◆ **BACAAN**
━━━━━━━━

TIMES LAMONGAN, LAMONGAN – Di antara hijaunya perbukitan di Kecamatan Paciran, Lamongan, tersimpan jejak budaya yang diwariskan turun-temurun. Jejak itu tak sekadar bangunan tua atau cerita lisan, melainkan sehelai kain yang lahir dari tangan-tangan sabar warga Desa Sendangduwur. Kain itu dikenal dengan nama Batik Sendang - warisan budaya yang terus dijaga, ditenun dengan makna filosofis, dan kini menjadi bagian dari identitas masyarakat.
Motif batik Sendang lahir dari kehidupan sehari-hari masyarakat desa. Anyaman bambu yang dahulu menjadi dinding rumah warga tergambar dalam motif Gedhek. Motif Gunungan melambangkan keterikatan manusia dengan alam, sementara Iwak Bandeng menjadi simbol kekayaan pesisir Lamongan yang dikenal sebagai sentra bandeng nasional.
“Batik Sendang bukan hanya kain. Setiap motif adalah cerita, setiap titik adalah doa. Inilah cara leluhur kami meninggalkan pesan hidup yang bisa diwariskan kepada generasi berikutnya,” tutur Syarifuddin Miftah, Ketua Pokdarwis Paduraksa Desa Sendangduwur, Sabtu (11/10/2025).
Bagi warga, membatik adalah bahasa ekspresi sekaligus ibadah. Konon, tradisi ini sudah mulai tumbuh sejak era Sunan Sendang Duwur, ulama penyebar Islam di wilayah ini. Sejak itu, seni membatik menjadi sarana syiar, menggabungkan nilai religius dengan estetika budaya Jawa.
Di era modern, banyak batik diproduksi dengan pewarna sintetis. Namun, sebagian perajin Batik Sendang masih setia menggunakan pewarna alami. Daun jati yang menghasilkan warna merah kecokelatan, kulit mangga yang memberi rona kekuningan, hingga akar mengkudu yang menghadirkan nuansa merah alami, menjadi bahan utama dalam proses pewarnaan.
Proses ini memang memakan waktu lebih panjang. Setelah dicanting dengan malam panas, kain harus berulang kali direbus dan direndam dalam larutan pewarna. Tetapi hasilnya adalah warna teduh yang awet, seolah menyimpan kesabaran pengrajinnya.
“Warna alami membuat batik terasa lebih hidup. Selain ramah lingkungan, teknik ini juga menunjukkan filosofi bahwa kesabaran akan menghasilkan keindahan,” ucap Syarifuddin.
Meski lahir dari desa kecil, Batik Sendang perlahan menembus panggung lebih luas. Beberapa desainer lokal mulai meliriknya untuk koleksi busana. Bahkan, saat dikenakan dalam ajang pameran, batik Sendang berhasil menarik perhatian karena motifnya yang khas, berbeda dengan batik pesisir pada umumnya.

━━━━━━━━

◆ **KUMPULAN DATA**

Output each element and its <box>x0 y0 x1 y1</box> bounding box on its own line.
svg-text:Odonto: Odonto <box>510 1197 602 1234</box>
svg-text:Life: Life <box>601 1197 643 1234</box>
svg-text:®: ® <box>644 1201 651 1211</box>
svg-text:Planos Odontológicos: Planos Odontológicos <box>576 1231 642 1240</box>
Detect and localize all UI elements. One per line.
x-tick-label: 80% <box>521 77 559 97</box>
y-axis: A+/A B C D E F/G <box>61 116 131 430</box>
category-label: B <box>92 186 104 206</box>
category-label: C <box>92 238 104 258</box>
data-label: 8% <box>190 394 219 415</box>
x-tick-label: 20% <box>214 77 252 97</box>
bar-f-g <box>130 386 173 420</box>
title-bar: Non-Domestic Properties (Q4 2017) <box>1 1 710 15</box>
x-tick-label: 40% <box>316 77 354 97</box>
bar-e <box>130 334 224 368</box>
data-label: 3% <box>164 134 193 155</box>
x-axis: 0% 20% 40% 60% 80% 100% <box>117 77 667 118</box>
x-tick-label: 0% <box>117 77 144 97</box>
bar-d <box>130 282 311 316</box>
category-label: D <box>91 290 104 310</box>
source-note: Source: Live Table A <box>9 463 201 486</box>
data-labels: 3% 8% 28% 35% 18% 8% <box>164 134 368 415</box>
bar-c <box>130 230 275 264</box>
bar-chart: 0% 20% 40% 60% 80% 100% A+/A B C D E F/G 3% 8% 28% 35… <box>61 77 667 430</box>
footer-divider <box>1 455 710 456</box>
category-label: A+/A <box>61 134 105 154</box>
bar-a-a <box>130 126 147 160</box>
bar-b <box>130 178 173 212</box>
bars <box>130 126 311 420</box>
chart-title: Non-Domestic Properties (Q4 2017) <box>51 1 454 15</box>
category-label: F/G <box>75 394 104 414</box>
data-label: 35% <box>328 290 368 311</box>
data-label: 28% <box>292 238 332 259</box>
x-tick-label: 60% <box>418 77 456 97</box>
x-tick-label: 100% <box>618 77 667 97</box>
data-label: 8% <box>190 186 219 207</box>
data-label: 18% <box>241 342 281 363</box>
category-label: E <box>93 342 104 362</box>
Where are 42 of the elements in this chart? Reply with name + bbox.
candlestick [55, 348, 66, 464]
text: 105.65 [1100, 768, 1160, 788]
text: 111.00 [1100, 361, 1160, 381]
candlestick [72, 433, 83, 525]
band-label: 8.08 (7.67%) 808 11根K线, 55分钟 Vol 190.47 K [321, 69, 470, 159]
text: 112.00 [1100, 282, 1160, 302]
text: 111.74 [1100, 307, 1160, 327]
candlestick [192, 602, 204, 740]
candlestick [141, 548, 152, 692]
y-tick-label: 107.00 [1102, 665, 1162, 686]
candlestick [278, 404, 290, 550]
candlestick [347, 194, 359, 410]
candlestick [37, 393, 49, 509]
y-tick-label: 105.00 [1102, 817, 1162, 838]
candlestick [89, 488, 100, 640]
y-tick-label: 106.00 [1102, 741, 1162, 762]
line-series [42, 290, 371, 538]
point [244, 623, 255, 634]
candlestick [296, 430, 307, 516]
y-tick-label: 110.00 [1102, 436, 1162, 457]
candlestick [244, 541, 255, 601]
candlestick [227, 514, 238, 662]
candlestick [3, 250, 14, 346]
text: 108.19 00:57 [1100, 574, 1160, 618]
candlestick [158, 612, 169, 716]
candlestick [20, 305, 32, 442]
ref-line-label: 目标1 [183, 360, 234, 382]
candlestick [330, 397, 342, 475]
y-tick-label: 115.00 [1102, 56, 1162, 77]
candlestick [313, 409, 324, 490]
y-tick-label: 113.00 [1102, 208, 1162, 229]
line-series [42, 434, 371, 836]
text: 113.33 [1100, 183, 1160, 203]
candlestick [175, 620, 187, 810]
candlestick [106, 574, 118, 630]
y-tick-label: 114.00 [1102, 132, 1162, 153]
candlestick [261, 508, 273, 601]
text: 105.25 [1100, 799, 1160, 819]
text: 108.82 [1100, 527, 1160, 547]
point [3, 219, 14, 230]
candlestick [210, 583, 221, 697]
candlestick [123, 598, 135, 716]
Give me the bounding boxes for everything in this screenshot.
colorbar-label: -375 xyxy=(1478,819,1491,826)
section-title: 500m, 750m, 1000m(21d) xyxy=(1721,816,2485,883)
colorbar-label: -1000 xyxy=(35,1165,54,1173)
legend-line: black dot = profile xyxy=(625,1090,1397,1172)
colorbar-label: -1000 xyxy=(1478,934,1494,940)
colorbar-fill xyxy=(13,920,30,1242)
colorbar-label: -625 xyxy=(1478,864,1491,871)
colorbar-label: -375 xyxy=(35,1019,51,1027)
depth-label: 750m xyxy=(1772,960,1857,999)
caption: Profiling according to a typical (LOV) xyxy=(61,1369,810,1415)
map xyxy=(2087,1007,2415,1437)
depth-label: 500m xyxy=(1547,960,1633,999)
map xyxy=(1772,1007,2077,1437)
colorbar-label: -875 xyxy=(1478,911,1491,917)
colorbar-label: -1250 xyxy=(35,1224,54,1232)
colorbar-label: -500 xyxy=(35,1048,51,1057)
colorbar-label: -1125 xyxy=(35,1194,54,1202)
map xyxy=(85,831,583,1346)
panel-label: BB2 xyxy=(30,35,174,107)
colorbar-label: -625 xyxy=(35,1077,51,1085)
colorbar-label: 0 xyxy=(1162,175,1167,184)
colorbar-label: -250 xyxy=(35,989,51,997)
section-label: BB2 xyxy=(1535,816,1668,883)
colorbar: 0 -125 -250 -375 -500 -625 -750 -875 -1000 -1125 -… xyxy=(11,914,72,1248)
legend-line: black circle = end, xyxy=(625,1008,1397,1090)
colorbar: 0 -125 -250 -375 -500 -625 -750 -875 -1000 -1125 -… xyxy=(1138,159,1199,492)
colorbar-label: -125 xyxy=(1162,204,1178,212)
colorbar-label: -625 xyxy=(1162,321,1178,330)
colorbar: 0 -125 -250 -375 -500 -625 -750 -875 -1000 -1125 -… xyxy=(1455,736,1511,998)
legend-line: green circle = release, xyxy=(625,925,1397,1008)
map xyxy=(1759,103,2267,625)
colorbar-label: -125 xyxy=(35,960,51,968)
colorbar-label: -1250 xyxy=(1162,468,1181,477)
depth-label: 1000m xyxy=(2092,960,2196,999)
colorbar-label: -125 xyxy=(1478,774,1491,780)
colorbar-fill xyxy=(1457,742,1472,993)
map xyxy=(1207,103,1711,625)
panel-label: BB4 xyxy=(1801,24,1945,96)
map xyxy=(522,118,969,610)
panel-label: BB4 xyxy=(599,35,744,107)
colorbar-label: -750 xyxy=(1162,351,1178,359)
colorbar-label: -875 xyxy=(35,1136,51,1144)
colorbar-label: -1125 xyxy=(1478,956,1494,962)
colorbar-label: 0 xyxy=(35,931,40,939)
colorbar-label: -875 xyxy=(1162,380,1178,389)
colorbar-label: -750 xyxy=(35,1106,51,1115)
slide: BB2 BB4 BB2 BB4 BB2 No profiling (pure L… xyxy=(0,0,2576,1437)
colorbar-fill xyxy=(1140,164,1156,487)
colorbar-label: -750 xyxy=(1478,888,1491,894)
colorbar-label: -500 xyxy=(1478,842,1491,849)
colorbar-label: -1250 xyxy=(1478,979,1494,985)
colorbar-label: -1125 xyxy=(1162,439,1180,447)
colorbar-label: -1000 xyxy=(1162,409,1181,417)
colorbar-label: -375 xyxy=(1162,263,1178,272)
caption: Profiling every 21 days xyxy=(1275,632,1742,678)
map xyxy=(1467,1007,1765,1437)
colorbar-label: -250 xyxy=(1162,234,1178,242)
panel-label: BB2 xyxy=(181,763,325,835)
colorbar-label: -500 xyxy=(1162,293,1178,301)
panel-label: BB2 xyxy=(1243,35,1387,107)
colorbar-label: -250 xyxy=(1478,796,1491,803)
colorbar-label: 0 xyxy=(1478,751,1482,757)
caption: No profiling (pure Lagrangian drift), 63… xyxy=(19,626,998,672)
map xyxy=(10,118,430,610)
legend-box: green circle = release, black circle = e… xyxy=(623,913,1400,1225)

━━━━━━━━

◆ **PETUNJUK SOAL**
Salin bagian bacaan tentang Batik Sendang mulai dari "Di era modern, banyak" sampai dengan "dalam proses pewarnaan.", tanpa mengubah satu kata pun. Data ini tidak ada kaitannya dengan bacaan.

◆ **HASIL JAWABAN**
Di era modern, banyak batik diproduksi dengan pewarna sintetis. Namun, sebagian perajin Batik Sendang masih setia menggunakan pewarna alami. Daun jati yang menghasilkan warna merah kecokelatan, kulit mangga yang memberi rona kekuningan, hingga akar mengkudu yang menghadirkan nuansa merah alami, menjadi bahan utama dalam proses pewarnaan.